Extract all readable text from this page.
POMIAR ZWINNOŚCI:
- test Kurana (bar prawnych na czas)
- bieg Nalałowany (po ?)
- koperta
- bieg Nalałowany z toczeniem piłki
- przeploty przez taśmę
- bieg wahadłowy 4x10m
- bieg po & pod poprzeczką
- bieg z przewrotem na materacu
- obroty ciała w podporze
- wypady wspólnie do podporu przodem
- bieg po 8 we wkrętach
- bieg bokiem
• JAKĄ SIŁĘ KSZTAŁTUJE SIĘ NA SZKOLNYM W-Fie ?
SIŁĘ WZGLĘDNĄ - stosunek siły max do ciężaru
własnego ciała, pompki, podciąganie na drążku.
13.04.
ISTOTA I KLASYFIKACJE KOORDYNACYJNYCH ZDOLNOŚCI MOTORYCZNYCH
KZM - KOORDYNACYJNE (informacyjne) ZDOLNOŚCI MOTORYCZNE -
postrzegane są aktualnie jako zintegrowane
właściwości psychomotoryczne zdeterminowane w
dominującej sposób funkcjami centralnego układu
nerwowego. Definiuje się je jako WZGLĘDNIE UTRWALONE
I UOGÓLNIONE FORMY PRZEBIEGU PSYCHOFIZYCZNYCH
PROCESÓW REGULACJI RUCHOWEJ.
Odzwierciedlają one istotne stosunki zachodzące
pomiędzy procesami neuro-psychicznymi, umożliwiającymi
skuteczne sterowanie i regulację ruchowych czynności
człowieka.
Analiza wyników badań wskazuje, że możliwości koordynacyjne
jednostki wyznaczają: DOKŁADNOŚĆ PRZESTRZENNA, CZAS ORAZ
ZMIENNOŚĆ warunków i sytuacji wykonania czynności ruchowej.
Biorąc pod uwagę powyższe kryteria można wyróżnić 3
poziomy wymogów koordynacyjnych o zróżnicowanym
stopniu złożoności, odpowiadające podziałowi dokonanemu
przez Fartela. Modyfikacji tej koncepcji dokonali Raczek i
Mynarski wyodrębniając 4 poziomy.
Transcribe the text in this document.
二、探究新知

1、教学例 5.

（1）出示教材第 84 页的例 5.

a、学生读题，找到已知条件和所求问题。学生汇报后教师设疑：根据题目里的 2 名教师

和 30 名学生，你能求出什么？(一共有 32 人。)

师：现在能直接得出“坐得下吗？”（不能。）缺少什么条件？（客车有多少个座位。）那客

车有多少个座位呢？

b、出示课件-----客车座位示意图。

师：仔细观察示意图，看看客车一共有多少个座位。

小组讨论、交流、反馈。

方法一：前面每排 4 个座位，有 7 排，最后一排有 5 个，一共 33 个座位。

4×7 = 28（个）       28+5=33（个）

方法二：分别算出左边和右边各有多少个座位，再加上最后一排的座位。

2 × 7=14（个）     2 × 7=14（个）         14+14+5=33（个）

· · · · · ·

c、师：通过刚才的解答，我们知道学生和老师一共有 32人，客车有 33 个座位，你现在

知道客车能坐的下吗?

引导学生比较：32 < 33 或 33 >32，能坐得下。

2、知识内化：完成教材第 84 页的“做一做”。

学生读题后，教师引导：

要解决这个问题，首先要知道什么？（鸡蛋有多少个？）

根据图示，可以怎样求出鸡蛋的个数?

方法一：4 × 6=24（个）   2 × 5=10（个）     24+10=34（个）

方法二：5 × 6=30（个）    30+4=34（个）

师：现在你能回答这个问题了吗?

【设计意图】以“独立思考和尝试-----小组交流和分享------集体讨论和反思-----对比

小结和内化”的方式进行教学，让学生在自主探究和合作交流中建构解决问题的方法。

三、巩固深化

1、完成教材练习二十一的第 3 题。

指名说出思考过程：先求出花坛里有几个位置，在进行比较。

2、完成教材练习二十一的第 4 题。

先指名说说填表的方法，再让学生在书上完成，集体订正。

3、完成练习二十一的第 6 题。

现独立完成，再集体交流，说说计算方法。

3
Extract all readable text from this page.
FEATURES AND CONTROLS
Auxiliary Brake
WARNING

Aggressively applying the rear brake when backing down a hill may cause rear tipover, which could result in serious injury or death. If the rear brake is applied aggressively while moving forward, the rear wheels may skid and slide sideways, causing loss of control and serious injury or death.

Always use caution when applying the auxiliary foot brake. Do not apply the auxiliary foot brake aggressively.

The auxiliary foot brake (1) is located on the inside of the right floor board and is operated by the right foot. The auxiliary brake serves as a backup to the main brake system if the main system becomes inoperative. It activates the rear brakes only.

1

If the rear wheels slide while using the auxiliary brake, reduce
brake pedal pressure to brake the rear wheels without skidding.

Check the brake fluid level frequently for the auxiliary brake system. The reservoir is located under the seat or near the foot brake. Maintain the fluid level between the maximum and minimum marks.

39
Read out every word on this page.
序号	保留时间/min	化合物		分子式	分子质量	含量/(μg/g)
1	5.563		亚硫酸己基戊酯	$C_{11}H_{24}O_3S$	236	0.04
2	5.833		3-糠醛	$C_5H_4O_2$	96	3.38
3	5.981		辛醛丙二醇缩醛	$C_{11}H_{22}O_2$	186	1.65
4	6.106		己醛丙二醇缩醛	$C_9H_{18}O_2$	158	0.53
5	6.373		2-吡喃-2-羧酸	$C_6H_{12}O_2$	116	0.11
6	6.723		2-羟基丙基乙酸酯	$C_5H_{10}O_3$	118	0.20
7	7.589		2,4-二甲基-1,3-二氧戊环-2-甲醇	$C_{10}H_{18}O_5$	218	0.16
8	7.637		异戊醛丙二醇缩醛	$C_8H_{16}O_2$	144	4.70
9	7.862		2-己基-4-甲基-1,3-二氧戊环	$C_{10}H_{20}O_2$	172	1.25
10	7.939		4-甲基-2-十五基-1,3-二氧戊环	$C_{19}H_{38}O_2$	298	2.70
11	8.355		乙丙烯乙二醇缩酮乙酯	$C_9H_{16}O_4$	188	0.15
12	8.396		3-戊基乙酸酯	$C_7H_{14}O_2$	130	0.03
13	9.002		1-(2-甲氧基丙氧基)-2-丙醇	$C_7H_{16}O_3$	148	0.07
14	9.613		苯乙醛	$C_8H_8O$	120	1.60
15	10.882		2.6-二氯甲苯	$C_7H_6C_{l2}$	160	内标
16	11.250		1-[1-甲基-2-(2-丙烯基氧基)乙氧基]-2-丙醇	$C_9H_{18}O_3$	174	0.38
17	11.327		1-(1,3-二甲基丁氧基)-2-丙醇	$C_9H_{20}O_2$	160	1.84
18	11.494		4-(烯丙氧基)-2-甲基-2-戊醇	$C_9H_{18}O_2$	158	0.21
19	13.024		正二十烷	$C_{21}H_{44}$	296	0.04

··········

== Short problem ==
Pull out each line of the entries that contains "system".

== Answer to this exercise ==
The auxiliary foot brake (1) is located on the inside of the right floor board and is operated by the right foot. The auxiliary brake serves as a backup to the main brake system if the main system becomes inoperative. It activates the rear brakes only.
Check the brake fluid level frequently for the auxiliary brake system. The reservoir is located under the seat or near the foot brake. Maintain the fluid level between the maximum and minimum marks.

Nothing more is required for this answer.